-- BEGIN EXERCISE DATA --

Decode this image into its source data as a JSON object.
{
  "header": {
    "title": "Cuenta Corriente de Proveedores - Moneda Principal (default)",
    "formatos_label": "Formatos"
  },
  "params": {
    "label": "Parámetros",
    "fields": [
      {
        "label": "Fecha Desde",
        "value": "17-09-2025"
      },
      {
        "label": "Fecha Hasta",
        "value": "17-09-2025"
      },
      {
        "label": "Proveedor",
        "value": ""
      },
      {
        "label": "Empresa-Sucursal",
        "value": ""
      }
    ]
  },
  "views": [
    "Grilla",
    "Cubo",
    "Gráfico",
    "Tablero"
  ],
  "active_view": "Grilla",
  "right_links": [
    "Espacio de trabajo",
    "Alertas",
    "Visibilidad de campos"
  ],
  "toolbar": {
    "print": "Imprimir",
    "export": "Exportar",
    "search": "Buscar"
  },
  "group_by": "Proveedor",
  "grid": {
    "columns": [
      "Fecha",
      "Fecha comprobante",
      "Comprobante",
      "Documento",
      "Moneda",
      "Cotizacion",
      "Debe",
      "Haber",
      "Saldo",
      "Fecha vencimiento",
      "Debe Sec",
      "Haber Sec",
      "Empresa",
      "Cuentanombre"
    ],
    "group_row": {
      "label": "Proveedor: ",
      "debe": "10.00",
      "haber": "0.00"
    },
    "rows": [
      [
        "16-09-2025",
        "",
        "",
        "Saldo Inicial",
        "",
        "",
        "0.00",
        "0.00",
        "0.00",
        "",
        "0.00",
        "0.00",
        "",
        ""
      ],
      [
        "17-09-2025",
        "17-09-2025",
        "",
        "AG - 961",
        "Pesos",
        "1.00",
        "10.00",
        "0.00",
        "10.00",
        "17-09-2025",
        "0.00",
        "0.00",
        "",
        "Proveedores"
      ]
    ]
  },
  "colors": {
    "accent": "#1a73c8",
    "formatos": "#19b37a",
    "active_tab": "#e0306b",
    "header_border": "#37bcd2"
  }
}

-- END EXERCISE DATA --

# EXERCISE BRIEF:
Show the lines of the records that contain the word "Fecha".

# OUTPUT OF THE TASK:
        "label": "Fecha Desde",
        "label": "Fecha Hasta",
      "Fecha",
      "Fecha comprobante",
      "Fecha vencimiento",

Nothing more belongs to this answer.